■ **What is needed**
Transcribe the records below in full; pictures stay out of the copy.
##### Records for this task #####
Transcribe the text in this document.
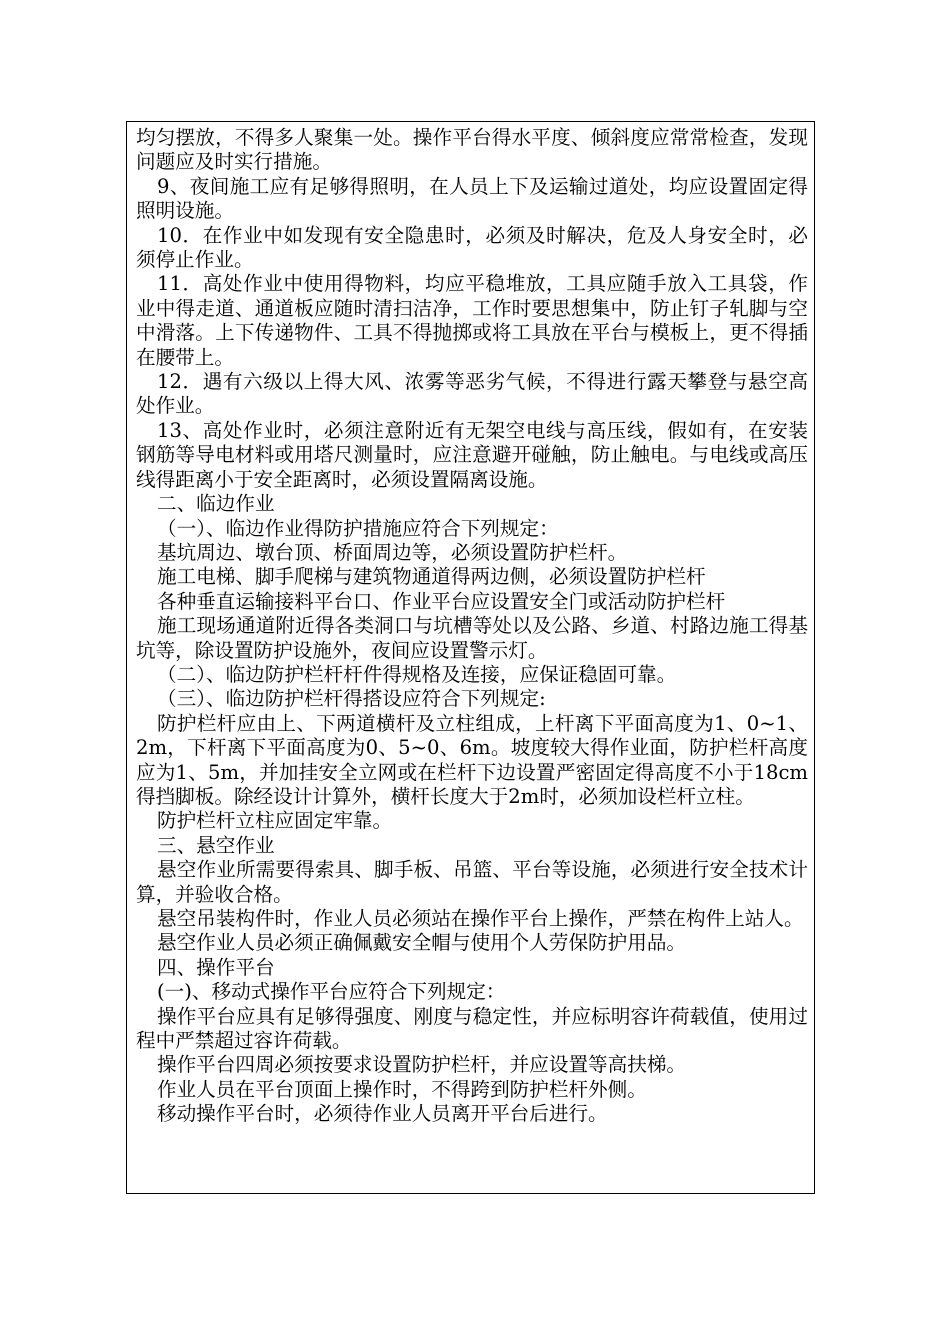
均匀摆放，不得多人聚集一处。操作平台得水平度、倾斜度应常常检查，发现问题应及时实行措施。

9、夜间施工应有足够得照明，在人员上下及运输过道处，均应设置固定得照明设施。

10．在作业中如发现有安全隐患时，必须及时解决，危及人身安全时，必须停止作业。

11．高处作业中使用得物料，均应平稳堆放，工具应随手放入工具袋，作业中得走道、通道板应随时清扫洁净，工作时要思想集中，防止钉子轧脚与空中滑落。上下传递物件、工具不得抛掷或将工具放在平台与模板上，更不得插在腰带上。

12．遇有六级以上得大风、浓雾等恶劣气候，不得进行露天攀登与悬空高处作业。

13、高处作业时，必须注意附近有无架空电线与高压线，假如有，在安装钢筋等导电材料或用塔尺测量时，应注意避开碰触，防止触电。与电线或高压线得距离小于安全距离时，必须设置隔离设施。

二、临边作业

（一）、临边作业得防护措施应符合下列规定：

基坑周边、墩台顶、桥面周边等，必须设置防护栏杆。

施工电梯、脚手爬梯与建筑物通道得两边侧，必须设置防护栏杆

各种垂直运输接料平台口、作业平台应设置安全门或活动防护栏杆

施工现场通道附近得各类洞口与坑槽等处以及公路、乡道、村路边施工得基坑等，除设置防护设施外，夜间应设置警示灯。

（二）、临边防护栏杆杆件得规格及连接，应保证稳固可靠。

（三）、临边防护栏杆得搭设应符合下列规定:

防护栏杆应由上、下两道横杆及立柱组成，上杆离下平面高度为1、0~1、2m，下杆离下平面高度为0、5~0、6m。坡度较大得作业面，防护栏杆高度应为1、5m，并加挂安全立网或在栏杆下边设置严密固定得高度不小于18cm得挡脚板。除经设计计算外，横杆长度大于2m时，必须加设栏杆立柱。

防护栏杆立柱应固定牢靠。

三、悬空作业

悬空作业所需要得索具、脚手板、吊篮、平台等设施，必须进行安全技术计算，并验收合格。

悬空吊装构件时，作业人员必须站在操作平台上操作，严禁在构件上站人。

悬空作业人员必须正确佩戴安全帽与使用个人劳保防护用品。

四、操作平台

(一)、移动式操作平台应符合下列规定：

操作平台应具有足够得强度、刚度与稳定性，并应标明容许荷载值，使用过程中严禁超过容许荷载。

操作平台四周必须按要求设置防护栏杆，并应设置等高扶梯。

作业人员在平台顶面上操作时，不得跨到防护栏杆外侧。

移动操作平台时，必须待作业人员离开平台后进行。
#####
■ **Answer to the exercise**
Transcribe the text in this document.
均匀摆放，不得多人聚集一处。操作平台得水平度、倾斜度应常常检查，发现问题应及时实行措施。

9、夜间施工应有足够得照明，在人员上下及运输过道处，均应设置固定得照明设施。

10．在作业中如发现有安全隐患时，必须及时解决，危及人身安全时，必须停止作业。

11．高处作业中使用得物料，均应平稳堆放，工具应随手放入工具袋，作业中得走道、通道板应随时清扫洁净，工作时要思想集中，防止钉子轧脚与空中滑落。上下传递物件、工具不得抛掷或将工具放在平台与模板上，更不得插在腰带上。

12．遇有六级以上得大风、浓雾等恶劣气候，不得进行露天攀登与悬空高处作业。

13、高处作业时，必须注意附近有无架空电线与高压线，假如有，在安装钢筋等导电材料或用塔尺测量时，应注意避开碰触，防止触电。与电线或高压线得距离小于安全距离时，必须设置隔离设施。

二、临边作业

（一）、临边作业得防护措施应符合下列规定：

基坑周边、墩台顶、桥面周边等，必须设置防护栏杆。

施工电梯、脚手爬梯与建筑物通道得两边侧，必须设置防护栏杆

各种垂直运输接料平台口、作业平台应设置安全门或活动防护栏杆

施工现场通道附近得各类洞口与坑槽等处以及公路、乡道、村路边施工得基坑等，除设置防护设施外，夜间应设置警示灯。

（二）、临边防护栏杆杆件得规格及连接，应保证稳固可靠。

（三）、临边防护栏杆得搭设应符合下列规定:

防护栏杆应由上、下两道横杆及立柱组成，上杆离下平面高度为1、0~1、2m，下杆离下平面高度为0、5~0、6m。坡度较大得作业面，防护栏杆高度应为1、5m，并加挂安全立网或在栏杆下边设置严密固定得高度不小于18cm得挡脚板。除经设计计算外，横杆长度大于2m时，必须加设栏杆立柱。

防护栏杆立柱应固定牢靠。

三、悬空作业

悬空作业所需要得索具、脚手板、吊篮、平台等设施，必须进行安全技术计算，并验收合格。

悬空吊装构件时，作业人员必须站在操作平台上操作，严禁在构件上站人。

悬空作业人员必须正确佩戴安全帽与使用个人劳保防护用品。

四、操作平台

(一)、移动式操作平台应符合下列规定：

操作平台应具有足够得强度、刚度与稳定性，并应标明容许荷载值，使用过程中严禁超过容许荷载。

操作平台四周必须按要求设置防护栏杆，并应设置等高扶梯。

作业人员在平台顶面上操作时，不得跨到防护栏杆外侧。

移动操作平台时，必须待作业人员离开平台后进行。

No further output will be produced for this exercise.